— START —

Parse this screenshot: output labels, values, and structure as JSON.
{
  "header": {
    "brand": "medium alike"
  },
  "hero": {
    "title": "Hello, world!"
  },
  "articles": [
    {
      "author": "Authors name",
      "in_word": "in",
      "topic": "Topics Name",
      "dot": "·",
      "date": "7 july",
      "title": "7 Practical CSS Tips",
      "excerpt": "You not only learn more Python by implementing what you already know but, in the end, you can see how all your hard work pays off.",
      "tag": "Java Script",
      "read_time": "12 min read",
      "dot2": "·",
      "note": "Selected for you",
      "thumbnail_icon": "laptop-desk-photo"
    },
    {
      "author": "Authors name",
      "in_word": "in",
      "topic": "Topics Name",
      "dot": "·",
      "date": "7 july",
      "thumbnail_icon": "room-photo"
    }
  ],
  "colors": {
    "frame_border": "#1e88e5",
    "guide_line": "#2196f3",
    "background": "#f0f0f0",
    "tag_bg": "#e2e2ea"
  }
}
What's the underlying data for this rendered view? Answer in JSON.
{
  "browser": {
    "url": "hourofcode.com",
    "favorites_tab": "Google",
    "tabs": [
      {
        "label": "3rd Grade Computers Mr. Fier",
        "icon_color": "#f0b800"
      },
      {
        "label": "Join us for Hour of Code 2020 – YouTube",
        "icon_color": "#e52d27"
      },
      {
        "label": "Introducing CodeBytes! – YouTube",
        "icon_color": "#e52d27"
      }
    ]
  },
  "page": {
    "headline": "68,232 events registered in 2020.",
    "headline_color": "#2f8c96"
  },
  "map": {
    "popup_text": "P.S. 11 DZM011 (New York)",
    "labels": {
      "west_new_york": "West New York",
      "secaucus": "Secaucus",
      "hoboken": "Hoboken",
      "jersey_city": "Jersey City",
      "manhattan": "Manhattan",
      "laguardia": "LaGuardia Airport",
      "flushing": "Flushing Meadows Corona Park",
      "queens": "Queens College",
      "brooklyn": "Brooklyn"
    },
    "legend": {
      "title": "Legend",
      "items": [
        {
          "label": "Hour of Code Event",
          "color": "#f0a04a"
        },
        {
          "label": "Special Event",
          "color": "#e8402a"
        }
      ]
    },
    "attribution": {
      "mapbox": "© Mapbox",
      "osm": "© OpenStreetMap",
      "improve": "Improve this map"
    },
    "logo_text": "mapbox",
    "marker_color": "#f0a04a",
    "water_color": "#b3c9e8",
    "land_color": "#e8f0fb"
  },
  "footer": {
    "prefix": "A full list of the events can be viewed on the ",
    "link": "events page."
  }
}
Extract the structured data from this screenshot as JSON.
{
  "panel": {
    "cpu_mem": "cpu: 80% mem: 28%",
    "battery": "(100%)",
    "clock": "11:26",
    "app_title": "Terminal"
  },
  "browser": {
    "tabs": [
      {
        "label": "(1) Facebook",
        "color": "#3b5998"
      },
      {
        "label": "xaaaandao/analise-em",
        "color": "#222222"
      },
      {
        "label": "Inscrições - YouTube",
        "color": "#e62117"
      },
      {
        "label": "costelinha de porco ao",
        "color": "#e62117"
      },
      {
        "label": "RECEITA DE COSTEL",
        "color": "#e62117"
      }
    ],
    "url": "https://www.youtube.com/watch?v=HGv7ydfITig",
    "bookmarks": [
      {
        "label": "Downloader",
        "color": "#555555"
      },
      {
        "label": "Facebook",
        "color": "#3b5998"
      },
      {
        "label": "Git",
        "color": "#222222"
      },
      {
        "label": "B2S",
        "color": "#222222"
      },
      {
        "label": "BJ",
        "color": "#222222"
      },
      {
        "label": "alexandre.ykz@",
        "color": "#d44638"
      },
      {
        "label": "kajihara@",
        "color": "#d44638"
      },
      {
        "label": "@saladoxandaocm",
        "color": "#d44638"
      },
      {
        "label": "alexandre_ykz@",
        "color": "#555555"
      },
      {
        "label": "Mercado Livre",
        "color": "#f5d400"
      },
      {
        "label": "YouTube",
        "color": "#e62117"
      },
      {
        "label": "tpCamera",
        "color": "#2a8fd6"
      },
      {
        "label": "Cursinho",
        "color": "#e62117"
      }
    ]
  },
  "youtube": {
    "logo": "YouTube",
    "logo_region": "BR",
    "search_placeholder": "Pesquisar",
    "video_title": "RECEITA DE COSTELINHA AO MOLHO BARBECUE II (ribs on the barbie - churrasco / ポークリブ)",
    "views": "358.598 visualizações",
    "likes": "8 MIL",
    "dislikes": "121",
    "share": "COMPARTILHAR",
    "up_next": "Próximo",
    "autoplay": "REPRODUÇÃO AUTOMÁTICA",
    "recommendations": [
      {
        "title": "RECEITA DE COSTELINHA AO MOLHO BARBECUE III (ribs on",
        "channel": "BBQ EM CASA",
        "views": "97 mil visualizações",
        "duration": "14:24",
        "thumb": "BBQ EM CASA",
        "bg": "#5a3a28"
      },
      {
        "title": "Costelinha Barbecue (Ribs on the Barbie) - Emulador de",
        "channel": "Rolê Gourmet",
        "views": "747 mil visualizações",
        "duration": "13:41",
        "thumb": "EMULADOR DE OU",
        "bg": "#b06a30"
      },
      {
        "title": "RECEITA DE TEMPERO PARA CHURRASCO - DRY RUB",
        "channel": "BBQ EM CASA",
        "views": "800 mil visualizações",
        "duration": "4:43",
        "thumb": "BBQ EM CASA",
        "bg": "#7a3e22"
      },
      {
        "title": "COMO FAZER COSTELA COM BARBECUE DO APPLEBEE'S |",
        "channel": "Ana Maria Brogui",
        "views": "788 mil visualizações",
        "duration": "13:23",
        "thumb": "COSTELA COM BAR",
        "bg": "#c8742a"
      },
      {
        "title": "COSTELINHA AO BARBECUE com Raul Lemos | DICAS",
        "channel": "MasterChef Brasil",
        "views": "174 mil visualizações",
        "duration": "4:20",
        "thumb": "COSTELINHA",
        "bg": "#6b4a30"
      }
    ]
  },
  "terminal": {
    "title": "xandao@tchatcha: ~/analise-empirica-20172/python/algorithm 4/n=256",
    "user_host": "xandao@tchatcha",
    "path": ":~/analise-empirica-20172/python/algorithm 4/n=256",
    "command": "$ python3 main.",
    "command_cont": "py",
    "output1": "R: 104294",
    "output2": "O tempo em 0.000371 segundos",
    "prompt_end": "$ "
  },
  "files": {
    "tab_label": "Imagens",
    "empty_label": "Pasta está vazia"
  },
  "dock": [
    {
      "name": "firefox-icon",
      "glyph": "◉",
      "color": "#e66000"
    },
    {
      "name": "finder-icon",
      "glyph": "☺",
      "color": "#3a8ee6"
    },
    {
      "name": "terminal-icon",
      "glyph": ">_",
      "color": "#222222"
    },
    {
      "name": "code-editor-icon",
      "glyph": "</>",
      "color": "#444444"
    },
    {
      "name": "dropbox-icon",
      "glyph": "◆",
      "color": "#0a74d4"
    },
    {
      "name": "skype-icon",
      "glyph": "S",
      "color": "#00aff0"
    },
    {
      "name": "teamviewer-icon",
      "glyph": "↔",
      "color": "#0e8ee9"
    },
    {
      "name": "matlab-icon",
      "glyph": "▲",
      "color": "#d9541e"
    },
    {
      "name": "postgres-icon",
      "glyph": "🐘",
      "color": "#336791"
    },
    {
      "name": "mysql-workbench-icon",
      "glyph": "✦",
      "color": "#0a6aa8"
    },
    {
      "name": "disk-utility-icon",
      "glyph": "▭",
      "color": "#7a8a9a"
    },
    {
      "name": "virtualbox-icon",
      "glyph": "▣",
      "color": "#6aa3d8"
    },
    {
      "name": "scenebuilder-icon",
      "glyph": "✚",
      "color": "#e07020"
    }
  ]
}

— END —

# Directions
Type out the whole listing above again, exactly as it stands.

# Answer to this task
Parse this screenshot: output labels, values, and structure as JSON.
{
  "header": {
    "brand": "medium alike"
  },
  "hero": {
    "title": "Hello, world!"
  },
  "articles": [
    {
      "author": "Authors name",
      "in_word": "in",
      "topic": "Topics Name",
      "dot": "·",
      "date": "7 july",
      "title": "7 Practical CSS Tips",
      "excerpt": "You not only learn more Python by implementing what you already know but, in the end, you can see how all your hard work pays off.",
      "tag": "Java Script",
      "read_time": "12 min read",
      "dot2": "·",
      "note": "Selected for you",
      "thumbnail_icon": "laptop-desk-photo"
    },
    {
      "author": "Authors name",
      "in_word": "in",
      "topic": "Topics Name",
      "dot": "·",
      "date": "7 july",
      "thumbnail_icon": "room-photo"
    }
  ],
  "colors": {
    "frame_border": "#1e88e5",
    "guide_line": "#2196f3",
    "background": "#f0f0f0",
    "tag_bg": "#e2e2ea"
  }
}
What's the underlying data for this rendered view? Answer in JSON.
{
  "browser": {
    "url": "hourofcode.com",
    "favorites_tab": "Google",
    "tabs": [
      {
        "label": "3rd Grade Computers Mr. Fier",
        "icon_color": "#f0b800"
      },
      {
        "label": "Join us for Hour of Code 2020 – YouTube",
        "icon_color": "#e52d27"
      },
      {
        "label": "Introducing CodeBytes! – YouTube",
        "icon_color": "#e52d27"
      }
    ]
  },
  "page": {
    "headline": "68,232 events registered in 2020.",
    "headline_color": "#2f8c96"
  },
  "map": {
    "popup_text": "P.S. 11 DZM011 (New York)",
    "labels": {
      "west_new_york": "West New York",
      "secaucus": "Secaucus",
      "hoboken": "Hoboken",
      "jersey_city": "Jersey City",
      "manhattan": "Manhattan",
      "laguardia": "LaGuardia Airport",
      "flushing": "Flushing Meadows Corona Park",
      "queens": "Queens College",
      "brooklyn": "Brooklyn"
    },
    "legend": {
      "title": "Legend",
      "items": [
        {
          "label": "Hour of Code Event",
          "color": "#f0a04a"
        },
        {
          "label": "Special Event",
          "color": "#e8402a"
        }
      ]
    },
    "attribution": {
      "mapbox": "© Mapbox",
      "osm": "© OpenStreetMap",
      "improve": "Improve this map"
    },
    "logo_text": "mapbox",
    "marker_color": "#f0a04a",
    "water_color": "#b3c9e8",
    "land_color": "#e8f0fb"
  },
  "footer": {
    "prefix": "A full list of the events can be viewed on the ",
    "link": "events page."
  }
}
Extract the structured data from this screenshot as JSON.
{
  "panel": {
    "cpu_mem": "cpu: 80% mem: 28%",
    "battery": "(100%)",
    "clock": "11:26",
    "app_title": "Terminal"
  },
  "browser": {
    "tabs": [
      {
        "label": "(1) Facebook",
        "color": "#3b5998"
      },
      {
        "label": "xaaaandao/analise-em",
        "color": "#222222"
      },
      {
        "label": "Inscrições - YouTube",
        "color": "#e62117"
      },
      {
        "label": "costelinha de porco ao",
        "color": "#e62117"
      },
      {
        "label": "RECEITA DE COSTEL",
        "color": "#e62117"
      }
    ],
    "url": "https://www.youtube.com/watch?v=HGv7ydfITig",
    "bookmarks": [
      {
        "label": "Downloader",
        "color": "#555555"
      },
      {
        "label": "Facebook",
        "color": "#3b5998"
      },
      {
        "label": "Git",
        "color": "#222222"
      },
      {
        "label": "B2S",
        "color": "#222222"
      },
      {
        "label": "BJ",
        "color": "#222222"
      },
      {
        "label": "alexandre.ykz@",
        "color": "#d44638"
      },
      {
        "label": "kajihara@",
        "color": "#d44638"
      },
      {
        "label": "@saladoxandaocm",
        "color": "#d44638"
      },
      {
        "label": "alexandre_ykz@",
        "color": "#555555"
      },
      {
        "label": "Mercado Livre",
        "color": "#f5d400"
      },
      {
        "label": "YouTube",
        "color": "#e62117"
      },
      {
        "label": "tpCamera",
        "color": "#2a8fd6"
      },
      {
        "label": "Cursinho",
        "color": "#e62117"
      }
    ]
  },
  "youtube": {
    "logo": "YouTube",
    "logo_region": "BR",
    "search_placeholder": "Pesquisar",
    "video_title": "RECEITA DE COSTELINHA AO MOLHO BARBECUE II (ribs on the barbie - churrasco / ポークリブ)",
    "views": "358.598 visualizações",
    "likes": "8 MIL",
    "dislikes": "121",
    "share": "COMPARTILHAR",
    "up_next": "Próximo",
    "autoplay": "REPRODUÇÃO AUTOMÁTICA",
    "recommendations": [
      {
        "title": "RECEITA DE COSTELINHA AO MOLHO BARBECUE III (ribs on",
        "channel": "BBQ EM CASA",
        "views": "97 mil visualizações",
        "duration": "14:24",
        "thumb": "BBQ EM CASA",
        "bg": "#5a3a28"
      },
      {
        "title": "Costelinha Barbecue (Ribs on the Barbie) - Emulador de",
        "channel": "Rolê Gourmet",
        "views": "747 mil visualizações",
        "duration": "13:41",
        "thumb": "EMULADOR DE OU",
        "bg": "#b06a30"
      },
      {
        "title": "RECEITA DE TEMPERO PARA CHURRASCO - DRY RUB",
        "channel": "BBQ EM CASA",
        "views": "800 mil visualizações",
        "duration": "4:43",
        "thumb": "BBQ EM CASA",
        "bg": "#7a3e22"
      },
      {
        "title": "COMO FAZER COSTELA COM BARBECUE DO APPLEBEE'S |",
        "channel": "Ana Maria Brogui",
        "views": "788 mil visualizações",
        "duration": "13:23",
        "thumb": "COSTELA COM BAR",
        "bg": "#c8742a"
      },
      {
        "title": "COSTELINHA AO BARBECUE com Raul Lemos | DICAS",
        "channel": "MasterChef Brasil",
        "views": "174 mil visualizações",
        "duration": "4:20",
        "thumb": "COSTELINHA",
        "bg": "#6b4a30"
      }
    ]
  },
  "terminal": {
    "title": "xandao@tchatcha: ~/analise-empirica-20172/python/algorithm 4/n=256",
    "user_host": "xandao@tchatcha",
    "path": ":~/analise-empirica-20172/python/algorithm 4/n=256",
    "command": "$ python3 main.",
    "command_cont": "py",
    "output1": "R: 104294",
    "output2": "O tempo em 0.000371 segundos",
    "prompt_end": "$ "
  },
  "files": {
    "tab_label": "Imagens",
    "empty_label": "Pasta está vazia"
  },
  "dock": [
    {
      "name": "firefox-icon",
      "glyph": "◉",
      "color": "#e66000"
    },
    {
      "name": "finder-icon",
      "glyph": "☺",
      "color": "#3a8ee6"
    },
    {
      "name": "terminal-icon",
      "glyph": ">_",
      "color": "#222222"
    },
    {
      "name": "code-editor-icon",
      "glyph": "</>",
      "color": "#444444"
    },
    {
      "name": "dropbox-icon",
      "glyph": "◆",
      "color": "#0a74d4"
    },
    {
      "name": "skype-icon",
      "glyph": "S",
      "color": "#00aff0"
    },
    {
      "name": "teamviewer-icon",
      "glyph": "↔",
      "color": "#0e8ee9"
    },
    {
      "name": "matlab-icon",
      "glyph": "▲",
      "color": "#d9541e"
    },
    {
      "name": "postgres-icon",
      "glyph": "🐘",
      "color": "#336791"
    },
    {
      "name": "mysql-workbench-icon",
      "glyph": "✦",
      "color": "#0a6aa8"
    },
    {
      "name": "disk-utility-icon",
      "glyph": "▭",
      "color": "#7a8a9a"
    },
    {
      "name": "virtualbox-icon",
      "glyph": "▣",
      "color": "#6aa3d8"
    },
    {
      "name": "scenebuilder-icon",
      "glyph": "✚",
      "color": "#e07020"
    }
  ]
}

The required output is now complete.